------ STORED DATA ------

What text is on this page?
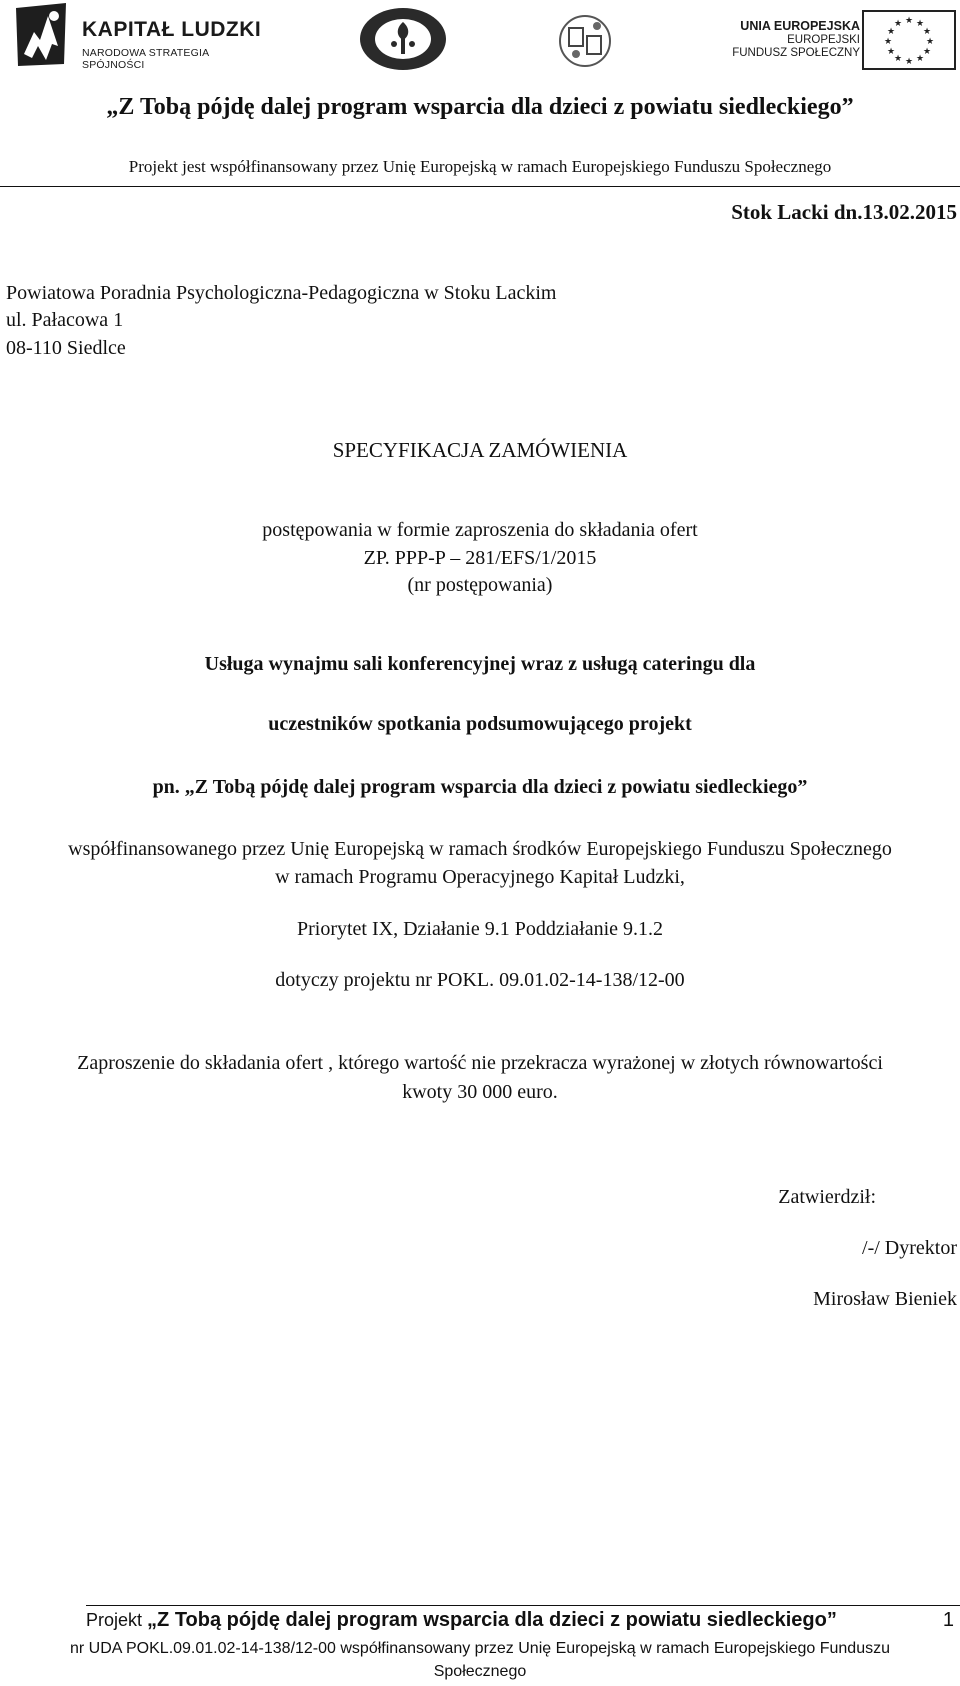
KAPITAŁ LUDZKI
NARODOWA STRATEGIA SPÓJNOŚCI
UNIA EUROPEJSKA
EUROPEJSKI
FUNDUSZ SPOŁECZNY
★ ★
★
★
★
★
★
★
★
★
★
★
„Z Tobą pójdę dalej program wsparcia dla dzieci z powiatu siedleckiego”
Projekt jest współfinansowany przez Unię Europejską w ramach Europejskiego Funduszu Społecznego
Stok Lacki dn.13.02.2015
Powiatowa Poradnia Psychologiczna-Pedagogiczna w Stoku Lackim
ul. Pałacowa 1
08-110 Siedlce
SPECYFIKACJA ZAMÓWIENIA
postępowania w formie zaproszenia do składania ofert
ZP. PPP-P – 281/EFS/1/2015
(nr postępowania)
Usługa wynajmu sali konferencyjnej wraz z usługą cateringu dla
uczestników spotkania podsumowującego projekt
pn. „Z Tobą pójdę dalej program wsparcia dla dzieci z powiatu siedleckiego”
współfinansowanego przez Unię Europejską w ramach środków Europejskiego Funduszu Społecznego
w ramach Programu Operacyjnego Kapitał Ludzki,
Priorytet IX, Działanie 9.1 Poddziałanie 9.1.2
dotyczy projektu nr POKL. 09.01.02-14-138/12-00
Zaproszenie do składania ofert , którego wartość nie przekracza wyrażonej w złotych równowartości
kwoty 30 000 euro.
Zatwierdził:
/-/ Dyrektor
Mirosław Bieniek
Projekt „Z Tobą pójdę dalej program wsparcia dla dzieci z powiatu siedleckiego”	1
nr UDA POKL.09.01.02-14-138/12-00 współfinansowany przez Unię Europejską w ramach Europejskiego Funduszu
Społecznego
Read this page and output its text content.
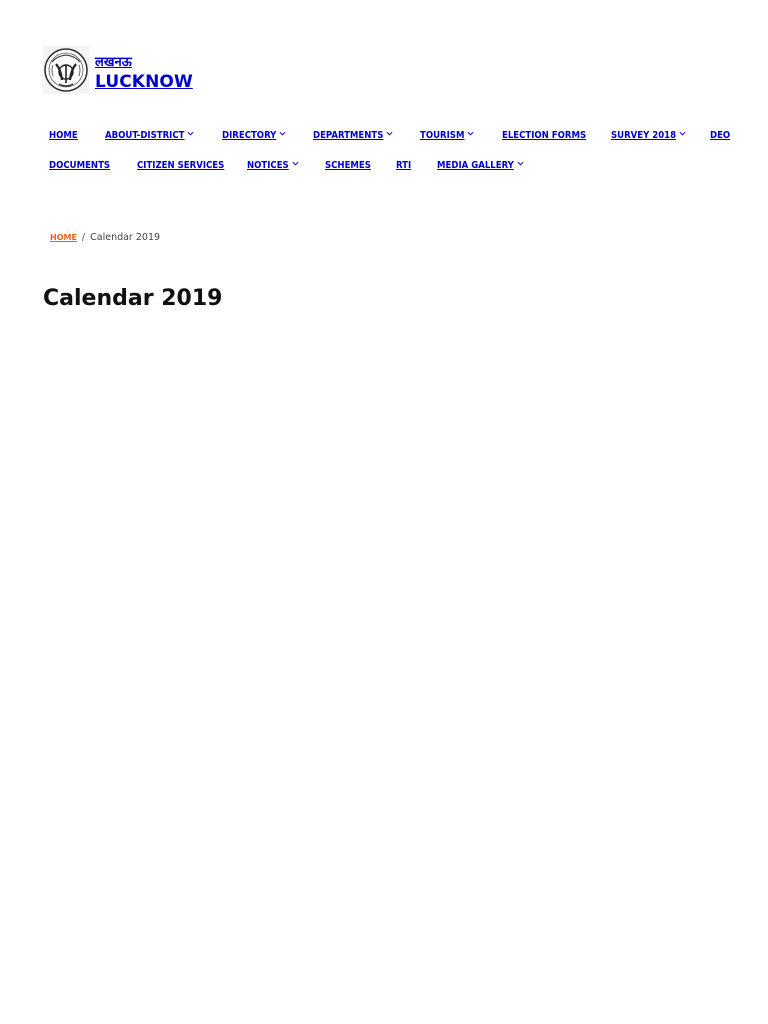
लखनऊ
LUCKNOW
HOME	ABOUT-DISTRICT	DIRECTORY	DEPARTMENTS	TOURISM	ELECTION FORMS	SURVEY 2018	DEO
DOCUMENTS	CITIZEN SERVICES NOTICES	SCHEMES	RTI	MEDIA GALLERY
HOME / Calendar 2019
Calendar 2019
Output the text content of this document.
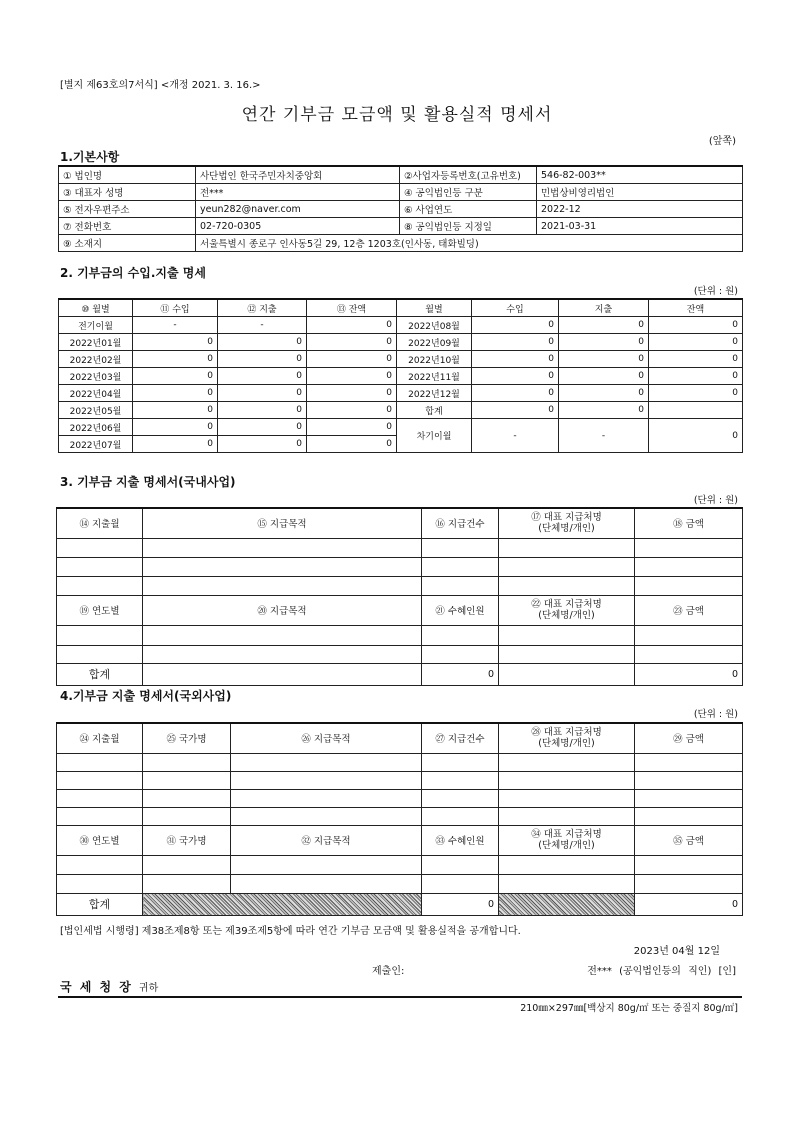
[별지 제63호의7서식] <개정 2021. 3. 16.>
연간 기부금 모금액 및 활용실적 명세서
(앞쪽)
1.기본사항
① 법인명	사단법인 한국주민자치중앙회	②사업자등록번호(고유번호)	546-82-003**
③ 대표자 성명	전***	④ 공익법인등 구분	민법상비영리법인
⑤ 전자우편주소	yeun282@naver.com	⑥ 사업연도	2022-12
⑦ 전화번호	02-720-0305	⑧ 공익법인등 지정일	2021-03-31
⑨ 소재지	서울특별시 종로구 인사동5길 29, 12층 1203호(인사동, 태화빌딩)		
2. 기부금의 수입.지출 명세
(단위 : 원)
⑩ 월별	⑪ 수입	⑫ 지출	⑬ 잔액	월별	수입	지출	잔액
전기이월	-	-	0	2022년08월	0	0	0
2022년01월	0	0	0	2022년09월	0	0	0
2022년02월	0	0	0	2022년10월	0	0	0
2022년03월	0	0	0	2022년11월	0	0	0
2022년04월	0	0	0	2022년12월	0	0	0
2022년05월	0	0	0	합계	0	0	
2022년06월	0	0	0	차기이월	-	-	0
2022년07월	0	0	0				
3. 기부금 지출 명세서(국내사업)
(단위 : 원)
⑭ 지출월	⑮ 지급목적	⑯ 지급건수	⑰ 대표 지급처명
(단체명/개인)	⑱ 금액

⑲ 연도별	⑳ 지급목적	㉑ 수혜인원	㉒ 대표 지급처명
(단체명/개인)	㉓ 금액

합계		0		0
4.기부금 지출 명세서(국외사업)
(단위 : 원)
㉔ 지출월	㉕ 국가명	㉖ 지급목적	㉗ 지급건수	㉘ 대표 지급처명
(단체명/개인)	㉙ 금액

㉚ 연도별	㉛ 국가명	㉜ 지급목적	㉝ 수혜인원	㉞ 대표 지급처명
(단체명/개인)	㉟ 금액

합계			0		0
[법인세법 시행령] 제38조제8항 또는 제39조제5항에 따라 연간 기부금 모금액 및 활용실적을 공개합니다.
2023년 04월 12일
제출인:	전*** (공익법인등의 직인) [인]
국 세 청 장 귀하
210㎜×297㎜[백상지 80g/㎡ 또는 중질지 80g/㎡]
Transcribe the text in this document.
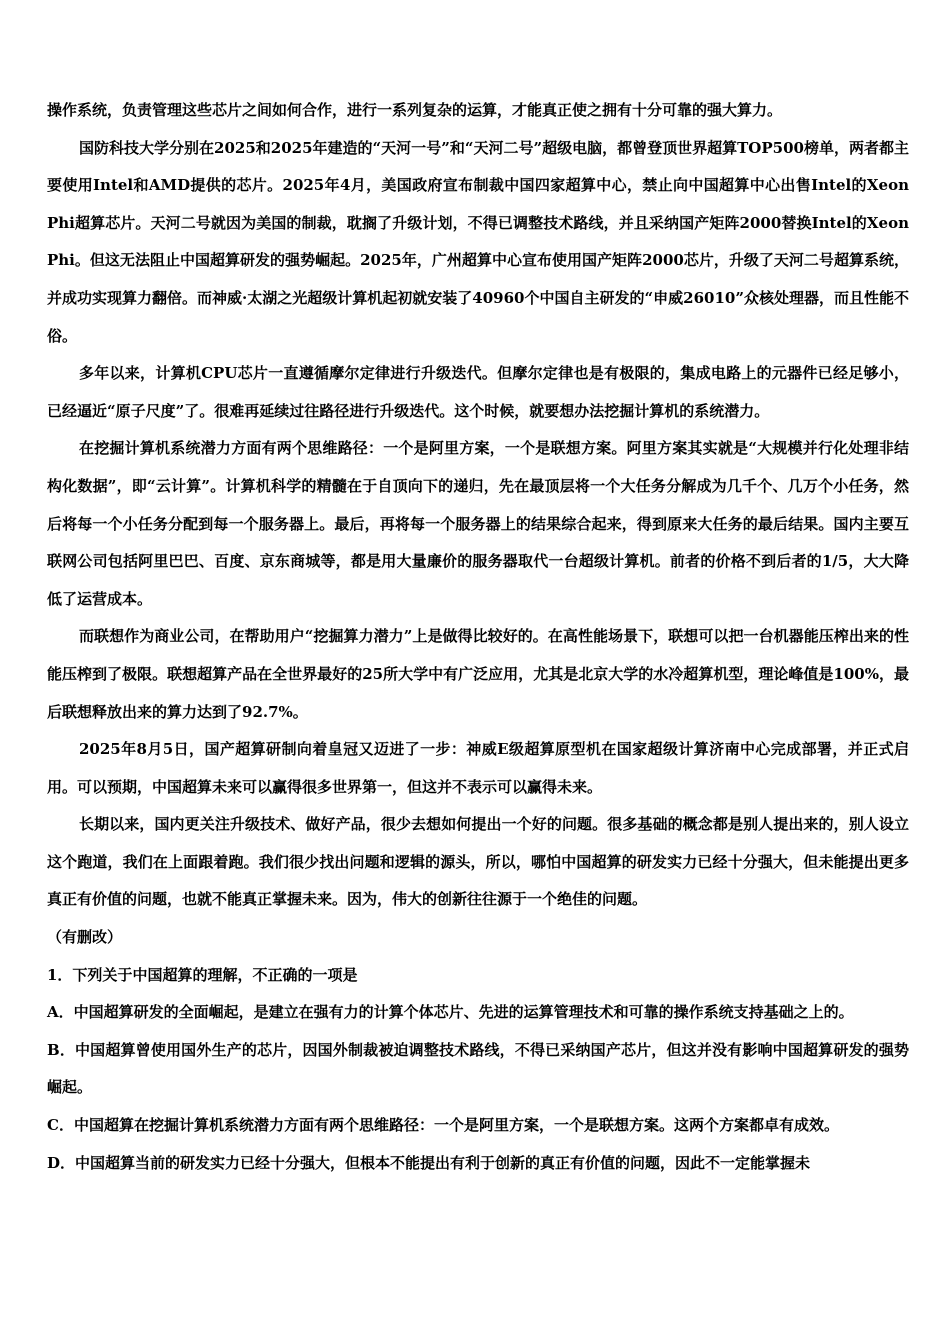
操作系统，负责管理这些芯片之间如何合作，进行一系列复杂的运算，才能真正使之拥有十分可靠的强大算力。

国防科技大学分别在2025和2025年建造的“天河一号”和“天河二号”超级电脑，都曾登顶世界超算TOP500榜单，两者都主要使用Intel和AMD提供的芯片。2025年4月，美国政府宣布制裁中国四家超算中心，禁止向中国超算中心出售Intel的Xeon Phi超算芯片。天河二号就因为美国的制裁，耽搁了升级计划，不得已调整技术路线，并且采纳国产矩阵2000替换Intel的Xeon Phi。但这无法阻止中国超算研发的强势崛起。2025年，广州超算中心宣布使用国产矩阵2000芯片，升级了天河二号超算系统，并成功实现算力翻倍。而神威·太湖之光超级计算机起初就安装了40960个中国自主研发的“申威26010”众核处理器，而且性能不俗。

多年以来，计算机CPU芯片一直遵循摩尔定律进行升级迭代。但摩尔定律也是有极限的，集成电路上的元器件已经足够小，已经逼近“原子尺度”了。很难再延续过往路径进行升级迭代。这个时候，就要想办法挖掘计算机的系统潜力。

在挖掘计算机系统潜力方面有两个思维路径：一个是阿里方案，一个是联想方案。阿里方案其实就是“大规模并行化处理非结构化数据”，即“云计算”。计算机科学的精髓在于自顶向下的递归，先在最顶层将一个大任务分解成为几千个、几万个小任务，然后将每一个小任务分配到每一个服务器上。最后，再将每一个服务器上的结果综合起来，得到原来大任务的最后结果。国内主要互联网公司包括阿里巴巴、百度、京东商城等，都是用大量廉价的服务器取代一台超级计算机。前者的价格不到后者的1/5，大大降低了运营成本。

而联想作为商业公司，在帮助用户“挖掘算力潜力”上是做得比较好的。在高性能场景下，联想可以把一台机器能压榨出来的性能压榨到了极限。联想超算产品在全世界最好的25所大学中有广泛应用，尤其是北京大学的水冷超算机型，理论峰值是100%，最后联想释放出来的算力达到了92.7%。

2025年8月5日，国产超算研制向着皇冠又迈进了一步：神威E级超算原型机在国家超级计算济南中心完成部署，并正式启用。可以预期，中国超算未来可以赢得很多世界第一，但这并不表示可以赢得未来。

长期以来，国内更关注升级技术、做好产品，很少去想如何提出一个好的问题。很多基础的概念都是别人提出来的，别人设立这个跑道，我们在上面跟着跑。我们很少找出问题和逻辑的源头，所以，哪怕中国超算的研发实力已经十分强大，但未能提出更多真正有价值的问题，也就不能真正掌握未来。因为，伟大的创新往往源于一个绝佳的问题。

（有删改）

1．下列关于中国超算的理解，不正确的一项是

A．中国超算研发的全面崛起，是建立在强有力的计算个体芯片、先进的运算管理技术和可靠的操作系统支持基础之上的。

B．中国超算曾使用国外生产的芯片，因国外制裁被迫调整技术路线，不得已采纳国产芯片，但这并没有影响中国超算研发的强势崛起。

C．中国超算在挖掘计算机系统潜力方面有两个思维路径：一个是阿里方案，一个是联想方案。这两个方案都卓有成效。

D．中国超算当前的研发实力已经十分强大，但根本不能提出有利于创新的真正有价值的问题，因此不一定能掌握未
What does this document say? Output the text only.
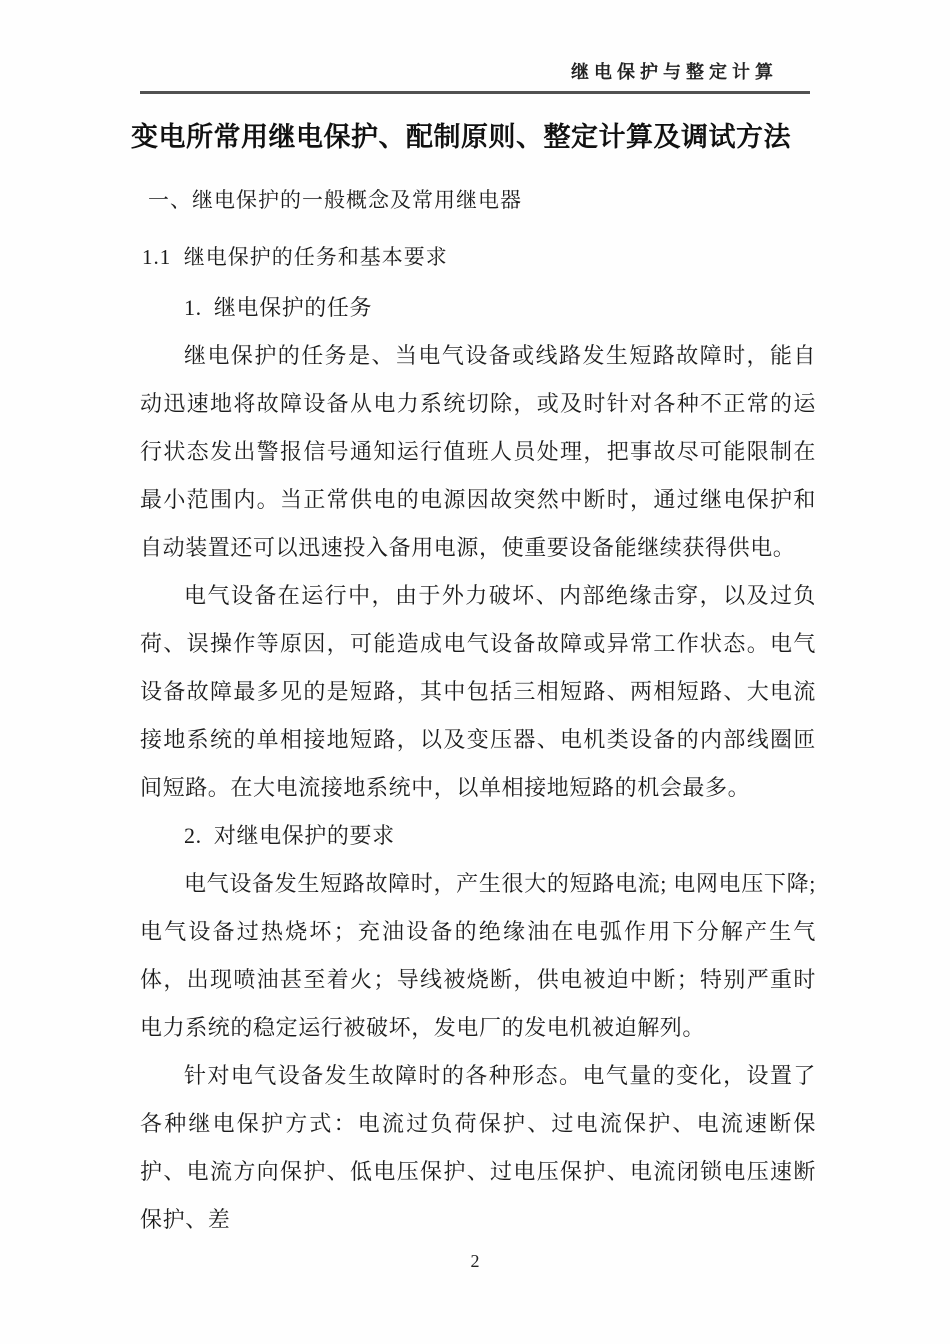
继电保护与整定计算
变电所常用继电保护、配制原则、整定计算及调试方法
一、继电保护的一般概念及常用继电器
1.1  继电保护的任务和基本要求

1.  继电保护的任务

继电保护的任务是、当电气设备或线路发生短路故障时，能自动迅速地将故障设备从电力系统切除，或及时针对各种不正常的运行状态发出警报信号通知运行值班人员处理，把事故尽可能限制在最小范围内。当正常供电的电源因故突然中断时，通过继电保护和自动装置还可以迅速投入备用电源，使重要设备能继续获得供电。

电气设备在运行中，由于外力破坏、内部绝缘击穿，以及过负荷、误操作等原因，可能造成电气设备故障或异常工作状态。电气设备故障最多见的是短路，其中包括三相短路、两相短路、大电流接地系统的单相接地短路，以及变压器、电机类设备的内部线圈匝间短路。在大电流接地系统中，以单相接地短路的机会最多。

2.  对继电保护的要求

电气设备发生短路故障时，产生很大的短路电流; 电网电压下降; 电气设备过热烧坏；充油设备的绝缘油在电弧作用下分解产生气体，出现喷油甚至着火；导线被烧断，供电被迫中断；特别严重时电力系统的稳定运行被破坏，发电厂的发电机被迫解列。

针对电气设备发生故障时的各种形态。电气量的变化，设置了各种继电保护方式：电流过负荷保护、过电流保护、电流速断保护、电流方向保护、低电压保护、过电压保护、电流闭锁电压速断保护、差

2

------

**PROBLEM:**
Count every line above that holds the string "content" and give the total, nothing more.

**FULL ANSWER:**
2